# [Material provided]

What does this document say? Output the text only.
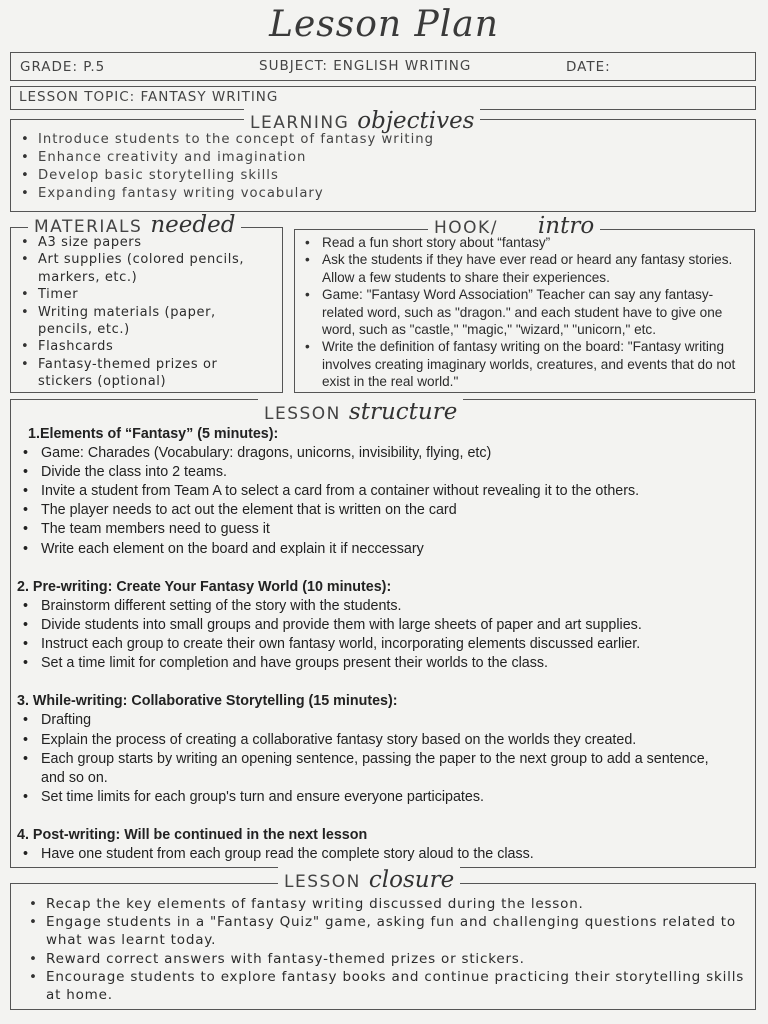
Lesson Plan
GRADE: P.5	SUBJECT: ENGLISH WRITING	DATE:
LESSON TOPIC: FANTASY WRITING
LEARNING objectives
• Introduce students to the concept of fantasy writing
• Enhance creativity and imagination
• Develop basic storytelling skills
• Expanding fantasy writing vocabulary
MATERIALS needed
• A3 size papers
• Art supplies (colored pencils, markers, etc.)
• Timer
• Writing materials (paper, pencils, etc.)
• Flashcards
• Fantasy-themed prizes or stickers (optional)
HOOK/ intro
• Read a fun short story about “fantasy”
• Ask the students if they have ever read or heard any fantasy stories. Allow a few students to share their experiences.
• Game: "Fantasy Word Association” Teacher can say any fantasy-related word, such as "dragon." and each student have to give one word, such as "castle," "magic," "wizard," "unicorn," etc.
• Write the definition of fantasy writing on the board: "Fantasy writing involves creating imaginary worlds, creatures, and events that do not exist in the real world."
LESSON structure
1.Elements of “Fantasy” (5 minutes):
• Game: Charades (Vocabulary: dragons, unicorns, invisibility, flying, etc)
• Divide the class into 2 teams.
• Invite a student from Team A to select a card from a container without revealing it to the others.
• The player needs to act out the element that is written on the card
• The team members need to guess it
• Write each element on the board and explain it if neccessary
2. Pre-writing: Create Your Fantasy World (10 minutes):
• Brainstorm different setting of the story with the students.
• Divide students into small groups and provide them with large sheets of paper and art supplies.
• Instruct each group to create their own fantasy world, incorporating elements discussed earlier.
• Set a time limit for completion and have groups present their worlds to the class.
3. While-writing: Collaborative Storytelling (15 minutes):
• Drafting
• Explain the process of creating a collaborative fantasy story based on the worlds they created.
• Each group starts by writing an opening sentence, passing the paper to the next group to add a sentence, and so on.
• Set time limits for each group's turn and ensure everyone participates.
4. Post-writing: Will be continued in the next lesson
• Have one student from each group read the complete story aloud to the class.
LESSON closure
• Recap the key elements of fantasy writing discussed during the lesson.
• Engage students in a "Fantasy Quiz" game, asking fun and challenging questions related to what was learnt today.
• Reward correct answers with fantasy-themed prizes or stickers.
• Encourage students to explore fantasy books and continue practicing their storytelling skills at home.
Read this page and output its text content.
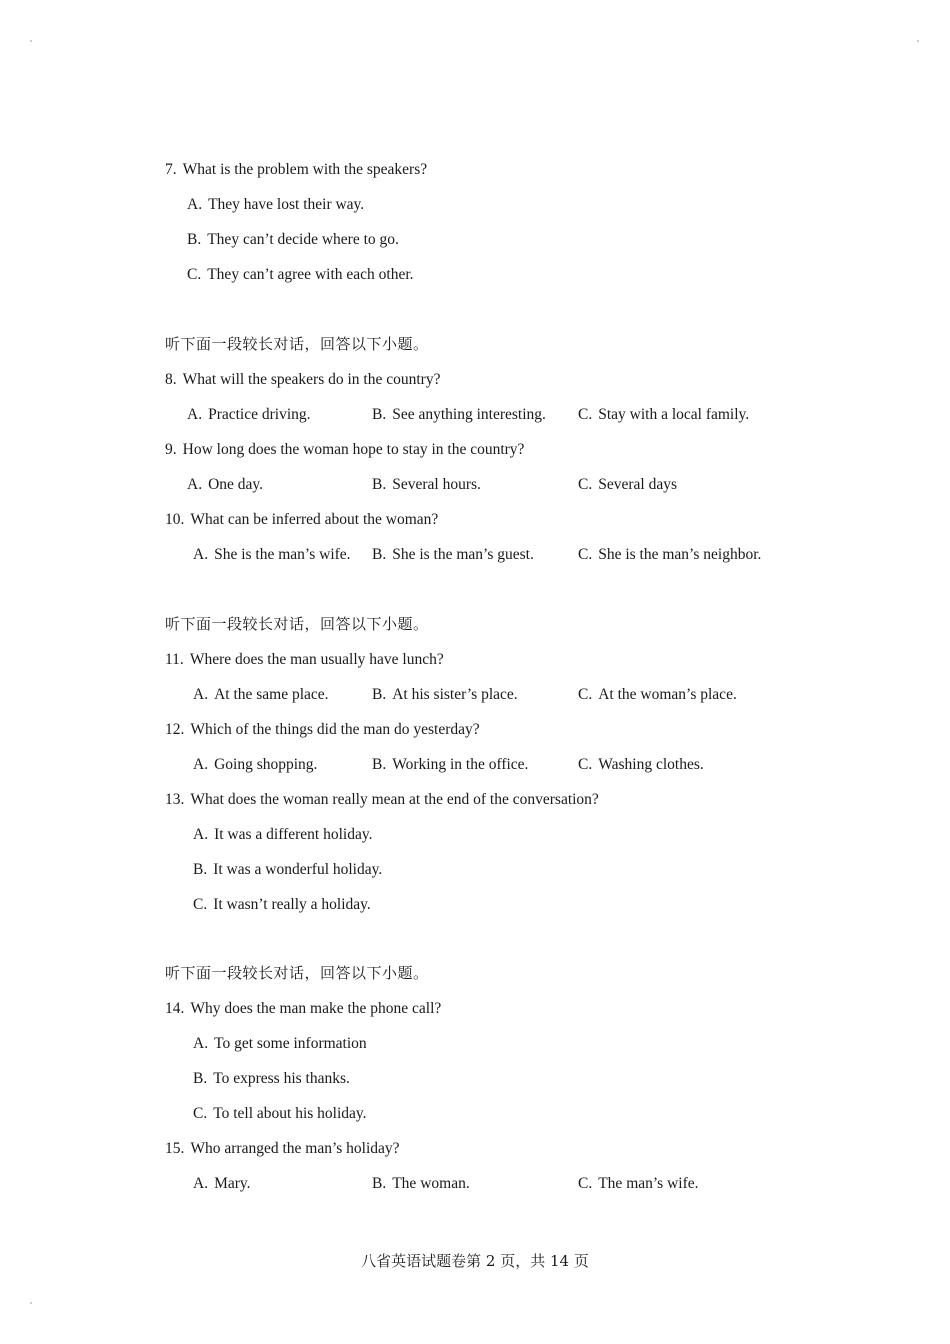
7. What is the problem with the speakers?
A. They have lost their way.
B. They can’t decide where to go.
C. They can’t agree with each other.
听下面一段较长对话，回答以下小题。
8. What will the speakers do in the country?
A. Practice driving.	B. See anything interesting. C. Stay with a local family.
9. How long does the woman hope to stay in the country?
A. One day.	B. Several hours.	C. Several days
10. What can be inferred about the woman?
A. She is the man’s wife. B. She is the man’s guest.	C. She is the man’s neighbor.
听下面一段较长对话，回答以下小题。
11. Where does the man usually have lunch?
A. At the same place.	B. At his sister’s place.	C. At the woman’s place.
12. Which of the things did the man do yesterday?
A. Going shopping.	B. Working in the office.	C. Washing clothes.
13. What does the woman really mean at the end of the conversation?
A. It was a different holiday.
B. It was a wonderful holiday.
C. It wasn’t really a holiday.
听下面一段较长对话，回答以下小题。
14. Why does the man make the phone call?
A. To get some information
B. To express his thanks.
C. To tell about his holiday.
15. Who arranged the man’s holiday?
A. Mary.	B. The woman.	C. The man’s wife.
八省英语试题卷第 2 页，共 14 页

# [Written problem]
In the copy, include no pictures; restate the listing above exactly.

# [Result of this task]
What does this document say? Output the text only.
Lesson Plan
GRADE: P.5	SUBJECT: ENGLISH WRITING	DATE:
LESSON TOPIC: FANTASY WRITING
LEARNING objectives
• Introduce students to the concept of fantasy writing
• Enhance creativity and imagination
• Develop basic storytelling skills
• Expanding fantasy writing vocabulary
MATERIALS needed
• A3 size papers
• Art supplies (colored pencils, markers, etc.)
• Timer
• Writing materials (paper, pencils, etc.)
• Flashcards
• Fantasy-themed prizes or stickers (optional)
HOOK/ intro
• Read a fun short story about “fantasy”
• Ask the students if they have ever read or heard any fantasy stories. Allow a few students to share their experiences.
• Game: "Fantasy Word Association” Teacher can say any fantasy-related word, such as "dragon." and each student have to give one word, such as "castle," "magic," "wizard," "unicorn," etc.
• Write the definition of fantasy writing on the board: "Fantasy writing involves creating imaginary worlds, creatures, and events that do not exist in the real world."
LESSON structure
1.Elements of “Fantasy” (5 minutes):
• Game: Charades (Vocabulary: dragons, unicorns, invisibility, flying, etc)
• Divide the class into 2 teams.
• Invite a student from Team A to select a card from a container without revealing it to the others.
• The player needs to act out the element that is written on the card
• The team members need to guess it
• Write each element on the board and explain it if neccessary
2. Pre-writing: Create Your Fantasy World (10 minutes):
• Brainstorm different setting of the story with the students.
• Divide students into small groups and provide them with large sheets of paper and art supplies.
• Instruct each group to create their own fantasy world, incorporating elements discussed earlier.
• Set a time limit for completion and have groups present their worlds to the class.
3. While-writing: Collaborative Storytelling (15 minutes):
• Drafting
• Explain the process of creating a collaborative fantasy story based on the worlds they created.
• Each group starts by writing an opening sentence, passing the paper to the next group to add a sentence, and so on.
• Set time limits for each group's turn and ensure everyone participates.
4. Post-writing: Will be continued in the next lesson
• Have one student from each group read the complete story aloud to the class.
LESSON closure
• Recap the key elements of fantasy writing discussed during the lesson.
• Engage students in a "Fantasy Quiz" game, asking fun and challenging questions related to what was learnt today.
• Reward correct answers with fantasy-themed prizes or stickers.
• Encourage students to explore fantasy books and continue practicing their storytelling skills at home.
Read this page and output its text content.
7. What is the problem with the speakers?
A. They have lost their way.
B. They can’t decide where to go.
C. They can’t agree with each other.
听下面一段较长对话，回答以下小题。
8. What will the speakers do in the country?
A. Practice driving.	B. See anything interesting. C. Stay with a local family.
9. How long does the woman hope to stay in the country?
A. One day.	B. Several hours.	C. Several days
10. What can be inferred about the woman?
A. She is the man’s wife. B. She is the man’s guest.	C. She is the man’s neighbor.
听下面一段较长对话，回答以下小题。
11. Where does the man usually have lunch?
A. At the same place.	B. At his sister’s place.	C. At the woman’s place.
12. Which of the things did the man do yesterday?
A. Going shopping.	B. Working in the office.	C. Washing clothes.
13. What does the woman really mean at the end of the conversation?
A. It was a different holiday.
B. It was a wonderful holiday.
C. It wasn’t really a holiday.
听下面一段较长对话，回答以下小题。
14. Why does the man make the phone call?
A. To get some information
B. To express his thanks.
C. To tell about his holiday.
15. Who arranged the man’s holiday?
A. Mary.	B. The woman.	C. The man’s wife.
八省英语试题卷第 2 页，共 14 页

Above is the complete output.